**WHAT TO DO**
Quote, verbatim, all material below, without pictures.

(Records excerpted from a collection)
* Start *

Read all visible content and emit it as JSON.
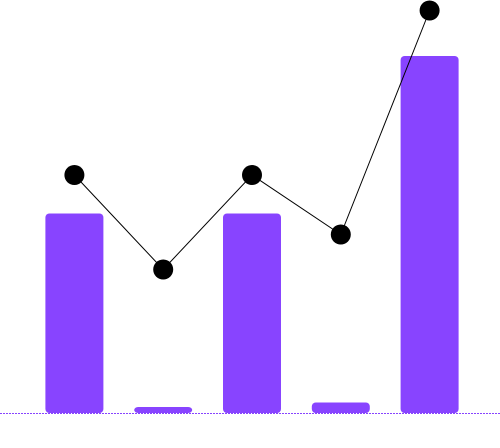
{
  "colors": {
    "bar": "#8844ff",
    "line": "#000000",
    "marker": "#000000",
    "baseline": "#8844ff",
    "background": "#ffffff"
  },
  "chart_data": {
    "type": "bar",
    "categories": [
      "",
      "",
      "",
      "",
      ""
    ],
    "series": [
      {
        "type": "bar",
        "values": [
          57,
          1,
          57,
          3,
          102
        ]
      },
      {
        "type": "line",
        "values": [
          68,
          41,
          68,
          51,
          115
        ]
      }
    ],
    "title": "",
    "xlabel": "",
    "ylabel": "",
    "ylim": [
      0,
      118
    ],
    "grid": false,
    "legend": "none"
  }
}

* End *

**RESULT OF THE EXERCISE**
Read all visible content and emit it as JSON.
{
  "colors": {
    "bar": "#8844ff",
    "line": "#000000",
    "marker": "#000000",
    "baseline": "#8844ff",
    "background": "#ffffff"
  },
  "chart_data": {
    "type": "bar",
    "categories": [
      "",
      "",
      "",
      "",
      ""
    ],
    "series": [
      {
        "type": "bar",
        "values": [
          57,
          1,
          57,
          3,
          102
        ]
      },
      {
        "type": "line",
        "values": [
          68,
          41,
          68,
          51,
          115
        ]
      }
    ],
    "title": "",
    "xlabel": "",
    "ylabel": "",
    "ylim": [
      0,
      118
    ],
    "grid": false,
    "legend": "none"
  }
}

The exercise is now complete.